◆ WHAT YOU NEED TO DO:
Your response should be an exact transcription of the data, images excluded.

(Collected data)
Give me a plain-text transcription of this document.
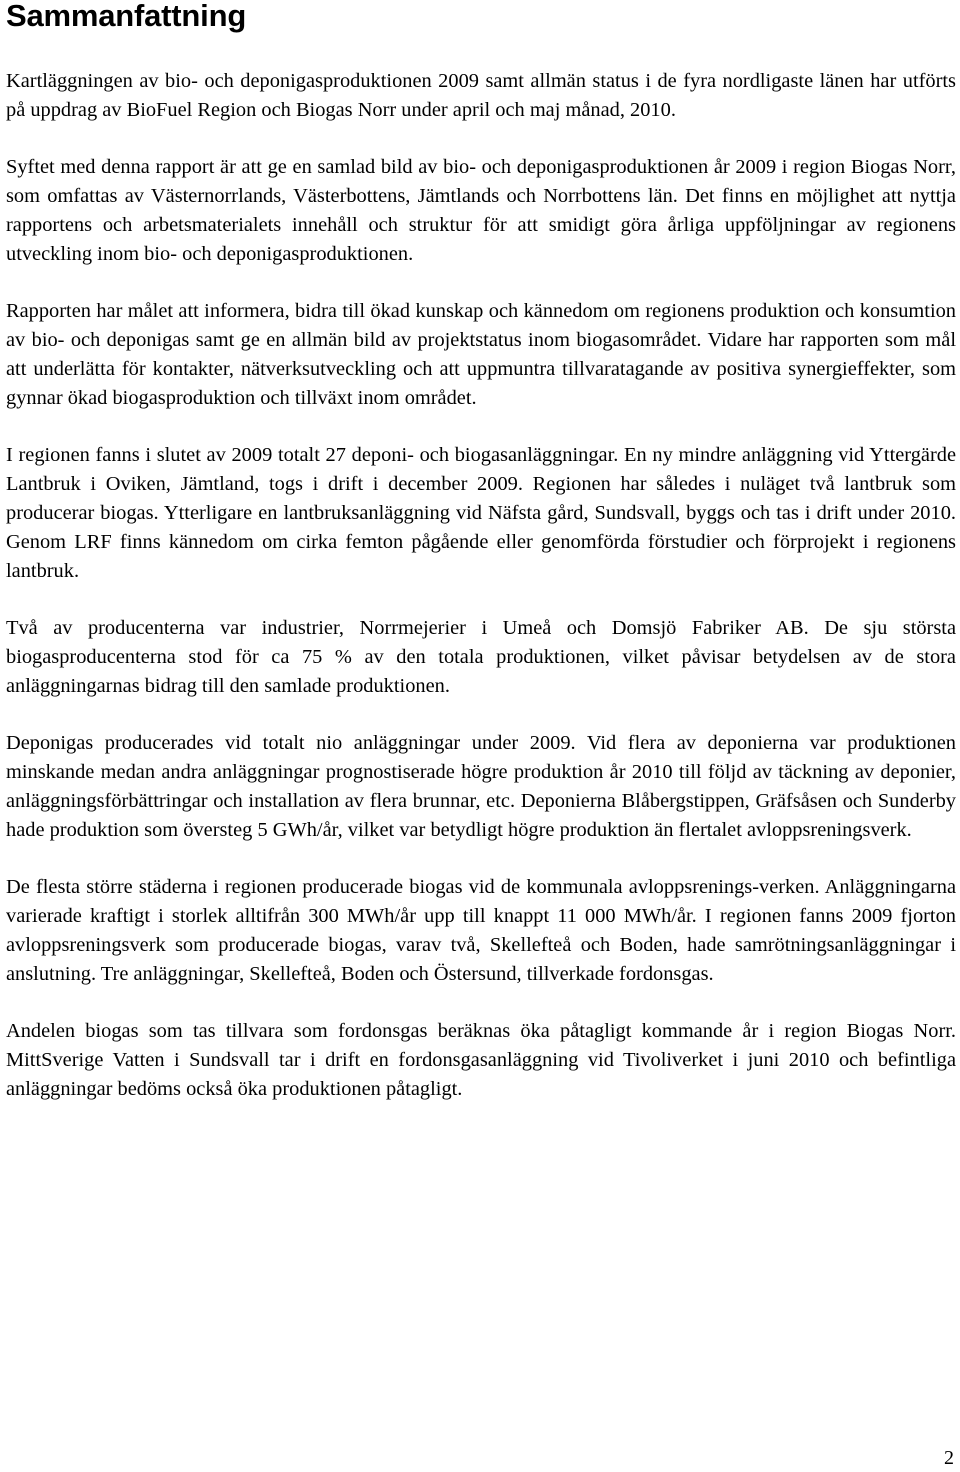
Sammanfattning

Kartläggningen av bio- och deponigasproduktionen 2009 samt allmän status i de fyra nordligaste länen har utförts på uppdrag av BioFuel Region och Biogas Norr under april och maj månad, 2010.

Syftet med denna rapport är att ge en samlad bild av bio- och deponigasproduktionen år 2009 i region Biogas Norr, som omfattas av Västernorrlands, Västerbottens, Jämtlands och Norrbottens län. Det finns en möjlighet att nyttja rapportens och arbetsmaterialets innehåll och struktur för att smidigt göra årliga uppföljningar av regionens utveckling inom bio- och deponigasproduktionen.

Rapporten har målet att informera, bidra till ökad kunskap och kännedom om regionens produktion och konsumtion av bio- och deponigas samt ge en allmän bild av projektstatus inom biogasområdet. Vidare har rapporten som mål att underlätta för kontakter, nätverksutveckling och att uppmuntra tillvaratagande av positiva synergieffekter, som gynnar ökad biogasproduktion och tillväxt inom området.

I regionen fanns i slutet av 2009 totalt 27 deponi- och biogasanläggningar. En ny mindre anläggning vid Yttergärde Lantbruk i Oviken, Jämtland, togs i drift i december 2009. Regionen har således i nuläget två lantbruk som producerar biogas. Ytterligare en lantbruksanläggning vid Näfsta gård, Sundsvall, byggs och tas i drift under 2010. Genom LRF finns kännedom om cirka femton pågående eller genomförda förstudier och förprojekt i regionens lantbruk.

Två av producenterna var industrier, Norrmejerier i Umeå och Domsjö Fabriker AB. De sju största biogasproducenterna stod för ca 75 % av den totala produktionen, vilket påvisar betydelsen av de stora anläggningarnas bidrag till den samlade produktionen.

Deponigas producerades vid totalt nio anläggningar under 2009. Vid flera av deponierna var produktionen minskande medan andra anläggningar prognostiserade högre produktion år 2010 till följd av täckning av deponier, anläggningsförbättringar och installation av flera brunnar, etc. Deponierna Blåbergstippen, Gräfsåsen och Sunderby hade produktion som översteg 5 GWh/år, vilket var betydligt högre produktion än flertalet avloppsreningsverk.

De flesta större städerna i regionen producerade biogas vid de kommunala avloppsrenings-verken. Anläggningarna varierade kraftigt i storlek alltifrån 300 MWh/år upp till knappt 11 000 MWh/år. I regionen fanns 2009 fjorton avloppsreningsverk som producerade biogas, varav två, Skellefteå och Boden, hade samrötningsanläggningar i anslutning. Tre anläggningar, Skellefteå, Boden och Östersund, tillverkade fordonsgas.

Andelen biogas som tas tillvara som fordonsgas beräknas öka påtagligt kommande år i region Biogas Norr. MittSverige Vatten i Sundsvall tar i drift en fordonsgasanläggning vid Tivoliverket i juni 2010 och befintliga anläggningar bedöms också öka produktionen påtagligt.

2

◆ TASK RESPONSE:
Give me a plain-text transcription of this document.
Sammanfattning

Kartläggningen av bio- och deponigasproduktionen 2009 samt allmän status i de fyra nordligaste länen har utförts på uppdrag av BioFuel Region och Biogas Norr under april och maj månad, 2010.

Syftet med denna rapport är att ge en samlad bild av bio- och deponigasproduktionen år 2009 i region Biogas Norr, som omfattas av Västernorrlands, Västerbottens, Jämtlands och Norrbottens län. Det finns en möjlighet att nyttja rapportens och arbetsmaterialets innehåll och struktur för att smidigt göra årliga uppföljningar av regionens utveckling inom bio- och deponigasproduktionen.

Rapporten har målet att informera, bidra till ökad kunskap och kännedom om regionens produktion och konsumtion av bio- och deponigas samt ge en allmän bild av projektstatus inom biogasområdet. Vidare har rapporten som mål att underlätta för kontakter, nätverksutveckling och att uppmuntra tillvaratagande av positiva synergieffekter, som gynnar ökad biogasproduktion och tillväxt inom området.

I regionen fanns i slutet av 2009 totalt 27 deponi- och biogasanläggningar. En ny mindre anläggning vid Yttergärde Lantbruk i Oviken, Jämtland, togs i drift i december 2009. Regionen har således i nuläget två lantbruk som producerar biogas. Ytterligare en lantbruksanläggning vid Näfsta gård, Sundsvall, byggs och tas i drift under 2010. Genom LRF finns kännedom om cirka femton pågående eller genomförda förstudier och förprojekt i regionens lantbruk.

Två av producenterna var industrier, Norrmejerier i Umeå och Domsjö Fabriker AB. De sju största biogasproducenterna stod för ca 75 % av den totala produktionen, vilket påvisar betydelsen av de stora anläggningarnas bidrag till den samlade produktionen.

Deponigas producerades vid totalt nio anläggningar under 2009. Vid flera av deponierna var produktionen minskande medan andra anläggningar prognostiserade högre produktion år 2010 till följd av täckning av deponier, anläggningsförbättringar och installation av flera brunnar, etc. Deponierna Blåbergstippen, Gräfsåsen och Sunderby hade produktion som översteg 5 GWh/år, vilket var betydligt högre produktion än flertalet avloppsreningsverk.

De flesta större städerna i regionen producerade biogas vid de kommunala avloppsrenings-verken. Anläggningarna varierade kraftigt i storlek alltifrån 300 MWh/år upp till knappt 11 000 MWh/år. I regionen fanns 2009 fjorton avloppsreningsverk som producerade biogas, varav två, Skellefteå och Boden, hade samrötningsanläggningar i anslutning. Tre anläggningar, Skellefteå, Boden och Östersund, tillverkade fordonsgas.

Andelen biogas som tas tillvara som fordonsgas beräknas öka påtagligt kommande år i region Biogas Norr. MittSverige Vatten i Sundsvall tar i drift en fordonsgasanläggning vid Tivoliverket i juni 2010 och befintliga anläggningar bedöms också öka produktionen påtagligt.

2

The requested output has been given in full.